Tally the lines that include the word "annotation" and reply with nothing but the total.

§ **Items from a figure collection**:

===

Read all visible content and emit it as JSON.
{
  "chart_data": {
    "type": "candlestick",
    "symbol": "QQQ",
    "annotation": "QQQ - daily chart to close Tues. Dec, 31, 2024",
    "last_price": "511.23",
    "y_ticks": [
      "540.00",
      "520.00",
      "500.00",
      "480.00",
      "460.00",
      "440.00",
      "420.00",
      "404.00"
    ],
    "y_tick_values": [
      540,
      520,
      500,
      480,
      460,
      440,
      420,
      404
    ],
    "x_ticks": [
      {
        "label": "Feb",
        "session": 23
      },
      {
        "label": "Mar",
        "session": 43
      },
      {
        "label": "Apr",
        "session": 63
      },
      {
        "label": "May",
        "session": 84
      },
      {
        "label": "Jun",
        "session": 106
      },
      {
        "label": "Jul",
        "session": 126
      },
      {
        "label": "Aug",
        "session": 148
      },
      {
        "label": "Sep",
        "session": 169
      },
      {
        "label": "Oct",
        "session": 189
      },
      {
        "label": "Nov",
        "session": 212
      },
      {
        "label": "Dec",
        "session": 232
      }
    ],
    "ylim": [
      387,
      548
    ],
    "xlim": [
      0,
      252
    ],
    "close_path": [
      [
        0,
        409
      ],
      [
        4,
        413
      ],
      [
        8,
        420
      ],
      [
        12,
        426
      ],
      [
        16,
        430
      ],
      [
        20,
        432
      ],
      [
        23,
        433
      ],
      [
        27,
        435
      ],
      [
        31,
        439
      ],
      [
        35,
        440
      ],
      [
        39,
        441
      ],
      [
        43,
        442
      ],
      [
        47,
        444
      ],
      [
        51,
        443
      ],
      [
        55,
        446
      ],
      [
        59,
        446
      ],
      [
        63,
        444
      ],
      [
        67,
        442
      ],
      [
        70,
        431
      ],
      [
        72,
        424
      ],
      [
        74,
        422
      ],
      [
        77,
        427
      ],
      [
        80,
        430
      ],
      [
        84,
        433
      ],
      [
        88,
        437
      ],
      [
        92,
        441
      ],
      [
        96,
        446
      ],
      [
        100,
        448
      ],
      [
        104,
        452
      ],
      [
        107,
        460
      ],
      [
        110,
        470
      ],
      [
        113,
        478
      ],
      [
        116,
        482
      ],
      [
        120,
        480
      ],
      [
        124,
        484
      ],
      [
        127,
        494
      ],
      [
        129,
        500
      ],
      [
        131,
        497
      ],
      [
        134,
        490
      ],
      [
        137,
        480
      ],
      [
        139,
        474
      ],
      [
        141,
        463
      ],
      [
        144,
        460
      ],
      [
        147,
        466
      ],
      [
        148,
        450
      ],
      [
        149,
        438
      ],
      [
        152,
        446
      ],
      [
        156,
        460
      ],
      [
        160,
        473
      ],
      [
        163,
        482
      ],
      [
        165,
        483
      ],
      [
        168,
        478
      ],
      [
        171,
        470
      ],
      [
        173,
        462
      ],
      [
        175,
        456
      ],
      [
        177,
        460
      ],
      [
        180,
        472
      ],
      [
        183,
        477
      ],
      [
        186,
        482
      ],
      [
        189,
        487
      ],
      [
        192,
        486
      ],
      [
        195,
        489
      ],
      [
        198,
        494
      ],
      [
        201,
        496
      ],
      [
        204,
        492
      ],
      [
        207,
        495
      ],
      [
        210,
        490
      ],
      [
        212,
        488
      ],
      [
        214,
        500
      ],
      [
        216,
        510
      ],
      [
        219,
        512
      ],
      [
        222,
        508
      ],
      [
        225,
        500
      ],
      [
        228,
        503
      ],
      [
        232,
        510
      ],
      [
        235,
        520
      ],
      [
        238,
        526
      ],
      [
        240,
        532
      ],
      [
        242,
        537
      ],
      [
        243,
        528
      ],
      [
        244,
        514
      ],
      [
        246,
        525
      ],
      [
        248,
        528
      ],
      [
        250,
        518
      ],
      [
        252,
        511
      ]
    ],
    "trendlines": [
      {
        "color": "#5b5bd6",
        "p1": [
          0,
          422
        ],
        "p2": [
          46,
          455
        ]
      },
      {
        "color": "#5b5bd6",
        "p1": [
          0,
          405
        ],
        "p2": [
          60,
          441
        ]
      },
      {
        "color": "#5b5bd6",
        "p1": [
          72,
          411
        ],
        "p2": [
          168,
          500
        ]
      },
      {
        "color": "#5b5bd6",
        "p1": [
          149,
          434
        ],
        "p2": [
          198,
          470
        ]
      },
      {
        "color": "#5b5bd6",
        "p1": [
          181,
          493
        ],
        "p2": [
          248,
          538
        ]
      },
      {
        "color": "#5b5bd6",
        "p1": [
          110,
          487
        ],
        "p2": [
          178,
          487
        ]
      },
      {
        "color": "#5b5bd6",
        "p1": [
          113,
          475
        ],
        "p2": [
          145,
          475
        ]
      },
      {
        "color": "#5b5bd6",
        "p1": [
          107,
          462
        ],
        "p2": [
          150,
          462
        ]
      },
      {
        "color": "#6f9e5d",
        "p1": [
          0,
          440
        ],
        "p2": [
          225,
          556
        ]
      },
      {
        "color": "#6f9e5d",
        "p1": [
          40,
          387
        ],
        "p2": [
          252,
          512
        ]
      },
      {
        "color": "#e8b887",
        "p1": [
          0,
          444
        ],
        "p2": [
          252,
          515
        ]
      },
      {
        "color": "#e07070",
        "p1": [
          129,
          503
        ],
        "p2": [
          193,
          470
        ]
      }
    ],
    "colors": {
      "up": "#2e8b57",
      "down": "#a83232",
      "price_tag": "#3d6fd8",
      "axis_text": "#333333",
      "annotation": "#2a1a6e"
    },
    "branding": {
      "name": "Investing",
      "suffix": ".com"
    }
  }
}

===

§ **TASK ANSWER**: 2